**WHAT YOU WILL DO**
Return each line of the listing that contains the string "工业SSD".

**EXERCISE INPUTS**
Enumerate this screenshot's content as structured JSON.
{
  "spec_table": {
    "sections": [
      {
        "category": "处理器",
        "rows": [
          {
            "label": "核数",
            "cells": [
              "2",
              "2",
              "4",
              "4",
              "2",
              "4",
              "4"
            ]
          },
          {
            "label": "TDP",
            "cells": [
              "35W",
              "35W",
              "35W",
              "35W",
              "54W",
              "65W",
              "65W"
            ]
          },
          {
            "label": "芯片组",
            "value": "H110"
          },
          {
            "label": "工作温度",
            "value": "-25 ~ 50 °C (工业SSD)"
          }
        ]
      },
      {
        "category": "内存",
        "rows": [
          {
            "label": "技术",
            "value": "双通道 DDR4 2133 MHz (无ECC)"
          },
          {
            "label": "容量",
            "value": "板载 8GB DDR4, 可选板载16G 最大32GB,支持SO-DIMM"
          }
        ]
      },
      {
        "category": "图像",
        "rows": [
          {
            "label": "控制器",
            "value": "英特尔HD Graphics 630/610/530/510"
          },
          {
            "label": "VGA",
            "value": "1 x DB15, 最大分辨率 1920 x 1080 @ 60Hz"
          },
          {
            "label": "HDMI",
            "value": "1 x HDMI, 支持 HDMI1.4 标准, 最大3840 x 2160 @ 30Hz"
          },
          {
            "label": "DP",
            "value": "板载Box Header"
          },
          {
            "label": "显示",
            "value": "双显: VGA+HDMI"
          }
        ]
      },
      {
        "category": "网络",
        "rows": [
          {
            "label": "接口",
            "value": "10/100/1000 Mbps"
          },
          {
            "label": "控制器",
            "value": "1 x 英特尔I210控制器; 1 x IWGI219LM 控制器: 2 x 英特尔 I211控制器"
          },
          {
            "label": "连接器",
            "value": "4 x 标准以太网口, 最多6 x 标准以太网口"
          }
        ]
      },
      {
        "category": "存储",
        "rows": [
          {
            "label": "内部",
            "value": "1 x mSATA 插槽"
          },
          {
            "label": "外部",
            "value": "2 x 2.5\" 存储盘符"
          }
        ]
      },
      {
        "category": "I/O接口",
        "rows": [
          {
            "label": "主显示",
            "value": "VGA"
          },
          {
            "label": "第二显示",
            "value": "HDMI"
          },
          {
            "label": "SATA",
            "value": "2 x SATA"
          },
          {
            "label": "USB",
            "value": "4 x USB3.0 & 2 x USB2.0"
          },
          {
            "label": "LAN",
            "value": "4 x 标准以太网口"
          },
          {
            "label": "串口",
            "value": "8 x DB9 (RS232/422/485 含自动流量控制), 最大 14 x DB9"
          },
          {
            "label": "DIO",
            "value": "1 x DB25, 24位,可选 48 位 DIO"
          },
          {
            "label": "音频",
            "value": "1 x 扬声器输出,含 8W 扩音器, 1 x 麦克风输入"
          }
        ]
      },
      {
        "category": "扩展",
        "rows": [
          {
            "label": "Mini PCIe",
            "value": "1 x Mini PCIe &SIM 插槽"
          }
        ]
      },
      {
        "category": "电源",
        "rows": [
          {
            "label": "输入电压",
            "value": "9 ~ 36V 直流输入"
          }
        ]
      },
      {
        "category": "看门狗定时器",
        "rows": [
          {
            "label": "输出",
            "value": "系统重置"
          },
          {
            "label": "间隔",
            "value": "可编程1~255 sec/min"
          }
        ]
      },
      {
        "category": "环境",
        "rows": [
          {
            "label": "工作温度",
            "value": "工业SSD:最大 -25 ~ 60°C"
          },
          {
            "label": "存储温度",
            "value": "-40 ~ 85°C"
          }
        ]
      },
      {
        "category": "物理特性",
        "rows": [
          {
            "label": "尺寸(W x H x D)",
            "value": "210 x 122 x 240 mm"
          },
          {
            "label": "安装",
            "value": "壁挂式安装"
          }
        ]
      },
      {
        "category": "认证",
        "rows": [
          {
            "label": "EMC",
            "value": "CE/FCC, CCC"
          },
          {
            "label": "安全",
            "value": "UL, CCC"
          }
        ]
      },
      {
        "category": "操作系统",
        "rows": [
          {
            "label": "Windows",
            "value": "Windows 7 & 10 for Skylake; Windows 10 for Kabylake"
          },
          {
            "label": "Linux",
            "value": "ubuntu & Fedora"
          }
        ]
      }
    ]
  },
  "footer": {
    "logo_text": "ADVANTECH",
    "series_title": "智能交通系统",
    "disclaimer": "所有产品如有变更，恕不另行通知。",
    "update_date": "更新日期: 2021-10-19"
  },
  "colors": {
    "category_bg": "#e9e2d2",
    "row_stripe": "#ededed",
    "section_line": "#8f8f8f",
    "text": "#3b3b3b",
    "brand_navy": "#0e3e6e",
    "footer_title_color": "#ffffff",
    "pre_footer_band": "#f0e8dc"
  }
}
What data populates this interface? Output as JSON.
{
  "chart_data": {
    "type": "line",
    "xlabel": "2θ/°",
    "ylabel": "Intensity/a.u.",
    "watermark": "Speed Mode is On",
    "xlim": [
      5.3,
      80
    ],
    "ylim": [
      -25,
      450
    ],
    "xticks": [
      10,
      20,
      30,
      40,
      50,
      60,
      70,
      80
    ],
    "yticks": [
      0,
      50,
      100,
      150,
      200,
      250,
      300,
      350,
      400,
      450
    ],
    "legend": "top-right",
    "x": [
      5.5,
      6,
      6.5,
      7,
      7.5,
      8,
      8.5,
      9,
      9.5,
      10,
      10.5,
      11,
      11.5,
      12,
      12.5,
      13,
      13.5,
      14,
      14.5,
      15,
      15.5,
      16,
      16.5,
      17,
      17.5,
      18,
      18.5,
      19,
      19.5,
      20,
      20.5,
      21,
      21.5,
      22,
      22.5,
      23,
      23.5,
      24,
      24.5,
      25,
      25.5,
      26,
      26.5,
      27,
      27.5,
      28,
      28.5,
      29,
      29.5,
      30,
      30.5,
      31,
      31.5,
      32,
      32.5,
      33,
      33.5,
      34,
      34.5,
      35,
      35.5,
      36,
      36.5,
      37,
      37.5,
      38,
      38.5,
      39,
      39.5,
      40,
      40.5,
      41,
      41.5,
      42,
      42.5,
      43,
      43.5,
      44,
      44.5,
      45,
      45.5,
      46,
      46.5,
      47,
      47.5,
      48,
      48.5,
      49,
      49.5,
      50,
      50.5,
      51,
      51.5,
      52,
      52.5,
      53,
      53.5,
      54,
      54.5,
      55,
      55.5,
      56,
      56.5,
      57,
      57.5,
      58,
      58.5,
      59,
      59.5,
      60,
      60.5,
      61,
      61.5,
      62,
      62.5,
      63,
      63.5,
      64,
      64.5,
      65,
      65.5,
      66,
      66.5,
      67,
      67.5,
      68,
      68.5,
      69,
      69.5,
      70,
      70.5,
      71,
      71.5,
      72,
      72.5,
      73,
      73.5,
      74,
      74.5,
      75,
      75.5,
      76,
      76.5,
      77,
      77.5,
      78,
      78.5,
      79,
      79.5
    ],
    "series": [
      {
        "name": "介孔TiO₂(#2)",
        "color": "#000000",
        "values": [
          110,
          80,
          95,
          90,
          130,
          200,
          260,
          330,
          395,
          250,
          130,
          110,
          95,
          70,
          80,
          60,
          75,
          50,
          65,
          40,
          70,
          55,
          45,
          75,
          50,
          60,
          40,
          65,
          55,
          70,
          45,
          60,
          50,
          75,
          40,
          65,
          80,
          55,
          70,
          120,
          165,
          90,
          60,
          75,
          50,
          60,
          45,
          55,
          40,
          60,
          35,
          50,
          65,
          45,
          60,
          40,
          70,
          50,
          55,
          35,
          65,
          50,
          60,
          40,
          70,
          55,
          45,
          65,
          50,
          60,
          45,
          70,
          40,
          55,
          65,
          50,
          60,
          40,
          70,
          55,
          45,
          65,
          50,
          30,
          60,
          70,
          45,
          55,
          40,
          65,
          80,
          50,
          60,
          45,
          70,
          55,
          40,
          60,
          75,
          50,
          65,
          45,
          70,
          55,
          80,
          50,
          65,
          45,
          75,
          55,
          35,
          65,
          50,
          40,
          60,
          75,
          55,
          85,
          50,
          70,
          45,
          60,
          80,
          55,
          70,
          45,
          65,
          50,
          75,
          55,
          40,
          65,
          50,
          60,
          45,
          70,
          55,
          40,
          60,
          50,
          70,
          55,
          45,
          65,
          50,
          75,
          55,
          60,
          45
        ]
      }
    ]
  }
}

**COMPLETED EXERCISE**
            "value": "-25 ~ 50 °C (工业SSD)"
            "value": "工业SSD:最大 -25 ~ 60°C"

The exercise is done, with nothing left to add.